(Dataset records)
# # # # # # #

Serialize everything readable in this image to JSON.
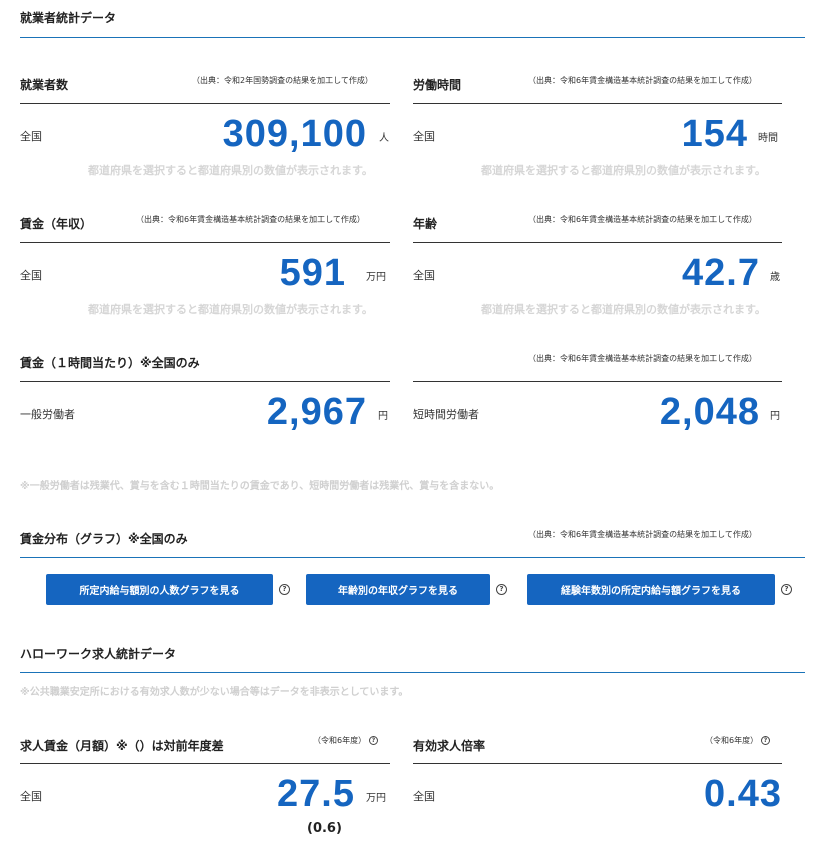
{
  "section_employment": {
    "title": "就業者統計データ",
    "workers": {
      "title": "就業者数",
      "source": "（出典：令和2年国勢調査の結果を加工して作成）",
      "area": "全国",
      "value": "309,100",
      "unit": "人",
      "hint": "都道府県を選択すると都道府県別の数値が表示されます。"
    },
    "hours": {
      "title": "労働時間",
      "source": "（出典：令和6年賃金構造基本統計調査の結果を加工して作成）",
      "area": "全国",
      "value": "154",
      "unit": "時間",
      "hint": "都道府県を選択すると都道府県別の数値が表示されます。"
    },
    "wage_annual": {
      "title": "賃金（年収）",
      "source": "（出典：令和6年賃金構造基本統計調査の結果を加工して作成）",
      "area": "全国",
      "value": "591",
      "unit": "万円",
      "hint": "都道府県を選択すると都道府県別の数値が表示されます。"
    },
    "age": {
      "title": "年齢",
      "source": "（出典：令和6年賃金構造基本統計調査の結果を加工して作成）",
      "area": "全国",
      "value": "42.7",
      "unit": "歳",
      "hint": "都道府県を選択すると都道府県別の数値が表示されます。"
    },
    "wage_hourly": {
      "title": "賃金（１時間当たり）※全国のみ",
      "source": "（出典：令和6年賃金構造基本統計調査の結果を加工して作成）",
      "general_label": "一般労働者",
      "general_value": "2,967",
      "general_unit": "円",
      "short_label": "短時間労働者",
      "short_value": "2,048",
      "short_unit": "円",
      "note": "※一般労働者は残業代、賞与を含む１時間当たりの賃金であり、短時間労働者は残業代、賞与を含まない。"
    },
    "wage_distribution": {
      "title": "賃金分布（グラフ）※全国のみ",
      "source": "（出典：令和6年賃金構造基本統計調査の結果を加工して作成）",
      "buttons": [
        "所定内給与額別の人数グラフを見る",
        "年齢別の年収グラフを見る",
        "経験年数別の所定内給与額グラフを見る"
      ],
      "help_glyph": "?"
    }
  },
  "section_hellowork": {
    "title": "ハローワーク求人統計データ",
    "note": "※公共職業安定所における有効求人数が少ない場合等はデータを非表示としています。",
    "job_wage": {
      "title": "求人賃金（月額）※（）は対前年度差",
      "year": "（令和6年度）",
      "area": "全国",
      "value": "27.5",
      "unit": "万円",
      "diff": "(0.6)"
    },
    "job_ratio": {
      "title": "有効求人倍率",
      "year": "（令和6年度）",
      "area": "全国",
      "value": "0.43"
    }
  }
}
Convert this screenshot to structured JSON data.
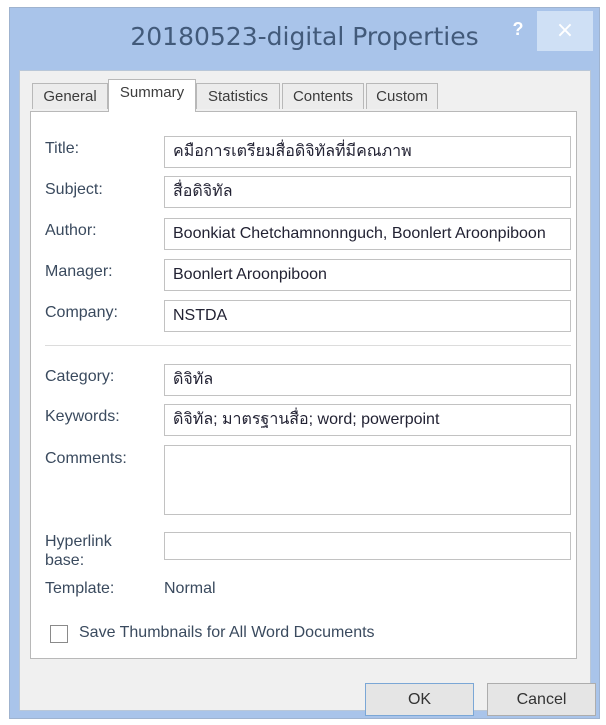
{
  "window": {
    "title": "20180523-digital Properties",
    "help_label": "?",
    "close_label": "×"
  },
  "tabs": [
    {
      "label": "General"
    },
    {
      "label": "Summary",
      "active": true
    },
    {
      "label": "Statistics"
    },
    {
      "label": "Contents"
    },
    {
      "label": "Custom"
    }
  ],
  "fields": {
    "title": {
      "label": "Title:",
      "value": "คมือการเตรียมสื่อดิจิทัลที่มีคณภาพ"
    },
    "subject": {
      "label": "Subject:",
      "value": "สื่อดิจิทัล"
    },
    "author": {
      "label": "Author:",
      "value": "Boonkiat Chetchamnonnguch, Boonlert Aroonpiboon"
    },
    "manager": {
      "label": "Manager:",
      "value": "Boonlert Aroonpiboon"
    },
    "company": {
      "label": "Company:",
      "value": "NSTDA"
    },
    "category": {
      "label": "Category:",
      "value": "ดิจิทัล"
    },
    "keywords": {
      "label": "Keywords:",
      "value": "ดิจิทัล; มาตรฐานสื่อ; word; powerpoint"
    },
    "comments": {
      "label": "Comments:",
      "value": ""
    },
    "hyperlink_base": {
      "label": "Hyperlink base:",
      "value": ""
    },
    "template": {
      "label": "Template:",
      "value": "Normal"
    }
  },
  "checkbox": {
    "label": "Save Thumbnails for All Word Documents",
    "checked": false
  },
  "buttons": {
    "ok_label": "OK",
    "cancel_label": "Cancel"
  }
}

# # # # # # #

Find every line that has "Boonlert" in it, then return those lines.

» The answer:
      "value": "Boonkiat Chetchamnonnguch, Boonlert Aroonpiboon"
      "value": "Boonlert Aroonpiboon"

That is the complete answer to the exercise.